■ WHAT THE EXERCISE ASKS
Answer these questions about the XSLT stylesheet below:
1. What output method does the stylesheet declare?
2. What value is passed for the parameter named paramA?
3. Which element holds the value of paramA in the result?

This is the XSLT that I am using
<?xml version="1.0" encoding="utf-8"?>
<xsl:stylesheet version="1.0" xmlns:xsl="http://www.w3.org/1999/XSL/Transform" xmlns:extfn="http://exslt.org/common" exclude-result-prefixes="extfn" xmlns:p1="http://www.doesnotexist.com">
<!--
Replace msxml with
xmlns:extfn="http://exslt.org/common"
xmlns:extfn="urn:schemas-microsoft-com:xslt"
-->
<xsl:output method="xml" indent="yes"/>
<xsl:template match="/">
<xsl:variable name="resultTreeFragment">
<p1:foo>
</p1:foo>
</xsl:variable>
<xsl:variable name="nodeset" select="extfn:node-set($resultTreeFragment)"/>
<result>
<xsl:apply-templates select="$nodeset" mode="AParticularMode">
<xsl:with-param name="paramA" select="'valueA'"/>
</xsl:apply-templates>
</result>
</xsl:template>
<xsl:template match="p1:foo" mode="AParticularMode">
<xsl:param name="paramA"/>
<valueOfParamA>
<xsl:value-of select="$paramA"/>
</valueOfParamA>
</xsl:template>
</xsl:stylesheet>
There is nothing strange -- this is the expected behavior of any XSLT 1.0 -compliant processor.

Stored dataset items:
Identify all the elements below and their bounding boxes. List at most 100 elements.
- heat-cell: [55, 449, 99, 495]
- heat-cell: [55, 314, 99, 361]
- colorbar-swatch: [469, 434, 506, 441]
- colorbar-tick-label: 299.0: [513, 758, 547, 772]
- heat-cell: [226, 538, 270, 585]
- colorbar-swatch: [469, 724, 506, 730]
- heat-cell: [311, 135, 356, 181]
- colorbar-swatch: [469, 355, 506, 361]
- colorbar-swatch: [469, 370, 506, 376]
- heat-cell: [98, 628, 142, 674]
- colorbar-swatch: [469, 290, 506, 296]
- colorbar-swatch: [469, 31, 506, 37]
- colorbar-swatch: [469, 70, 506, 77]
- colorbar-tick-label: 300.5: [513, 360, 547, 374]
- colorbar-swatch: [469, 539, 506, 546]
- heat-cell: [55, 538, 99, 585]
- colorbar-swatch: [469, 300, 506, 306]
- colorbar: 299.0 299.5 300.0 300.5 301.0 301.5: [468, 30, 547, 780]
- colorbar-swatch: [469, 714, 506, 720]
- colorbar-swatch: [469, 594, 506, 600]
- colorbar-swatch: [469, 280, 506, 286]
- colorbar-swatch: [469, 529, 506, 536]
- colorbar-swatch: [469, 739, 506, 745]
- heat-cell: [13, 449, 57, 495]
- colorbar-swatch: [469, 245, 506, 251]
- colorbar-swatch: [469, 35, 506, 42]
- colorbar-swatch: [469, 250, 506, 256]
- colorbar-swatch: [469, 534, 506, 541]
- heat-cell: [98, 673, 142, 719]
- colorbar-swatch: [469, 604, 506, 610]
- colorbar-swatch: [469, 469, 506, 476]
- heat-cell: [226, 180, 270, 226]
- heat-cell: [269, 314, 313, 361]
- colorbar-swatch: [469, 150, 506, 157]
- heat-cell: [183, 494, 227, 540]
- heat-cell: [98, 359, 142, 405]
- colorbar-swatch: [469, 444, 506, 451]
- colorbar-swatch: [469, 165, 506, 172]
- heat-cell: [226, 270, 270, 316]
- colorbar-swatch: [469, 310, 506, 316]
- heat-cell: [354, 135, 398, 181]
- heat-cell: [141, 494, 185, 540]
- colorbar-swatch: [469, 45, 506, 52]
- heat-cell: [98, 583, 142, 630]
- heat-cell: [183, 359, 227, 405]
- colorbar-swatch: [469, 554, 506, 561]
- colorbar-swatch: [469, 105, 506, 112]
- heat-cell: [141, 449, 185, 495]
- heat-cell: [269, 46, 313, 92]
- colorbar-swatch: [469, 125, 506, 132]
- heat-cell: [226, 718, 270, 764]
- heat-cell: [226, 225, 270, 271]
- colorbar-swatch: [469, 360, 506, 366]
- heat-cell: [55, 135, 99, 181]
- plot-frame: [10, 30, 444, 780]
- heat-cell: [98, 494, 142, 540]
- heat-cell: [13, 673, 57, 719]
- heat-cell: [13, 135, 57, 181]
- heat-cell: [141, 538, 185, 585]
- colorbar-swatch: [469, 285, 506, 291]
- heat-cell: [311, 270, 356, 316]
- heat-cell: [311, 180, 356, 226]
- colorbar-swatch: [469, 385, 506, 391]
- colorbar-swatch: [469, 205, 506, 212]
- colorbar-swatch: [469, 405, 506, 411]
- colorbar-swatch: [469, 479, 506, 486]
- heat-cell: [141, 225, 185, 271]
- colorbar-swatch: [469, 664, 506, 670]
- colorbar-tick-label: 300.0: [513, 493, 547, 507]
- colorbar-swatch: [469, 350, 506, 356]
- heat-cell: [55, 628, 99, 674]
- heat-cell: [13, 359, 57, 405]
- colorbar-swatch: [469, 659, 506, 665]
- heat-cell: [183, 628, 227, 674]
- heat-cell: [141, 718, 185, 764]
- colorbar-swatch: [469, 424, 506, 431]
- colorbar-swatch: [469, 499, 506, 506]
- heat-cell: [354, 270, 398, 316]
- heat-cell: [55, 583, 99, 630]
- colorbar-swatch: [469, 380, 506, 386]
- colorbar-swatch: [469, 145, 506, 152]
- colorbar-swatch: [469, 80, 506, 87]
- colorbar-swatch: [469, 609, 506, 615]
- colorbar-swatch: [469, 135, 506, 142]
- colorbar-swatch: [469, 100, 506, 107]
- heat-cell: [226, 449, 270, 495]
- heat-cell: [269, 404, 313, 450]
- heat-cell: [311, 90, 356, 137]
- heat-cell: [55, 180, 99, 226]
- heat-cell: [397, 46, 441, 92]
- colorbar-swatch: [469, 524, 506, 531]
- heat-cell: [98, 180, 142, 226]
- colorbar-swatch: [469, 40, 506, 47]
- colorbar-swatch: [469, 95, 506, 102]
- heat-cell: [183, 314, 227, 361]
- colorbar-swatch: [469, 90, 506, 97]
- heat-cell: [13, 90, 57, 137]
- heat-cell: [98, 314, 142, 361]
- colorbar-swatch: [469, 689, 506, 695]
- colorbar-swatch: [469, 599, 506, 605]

■ SOLUTION FOR THIS EXERCISE
1. xml
2. 'valueA'
3. valueOfParamA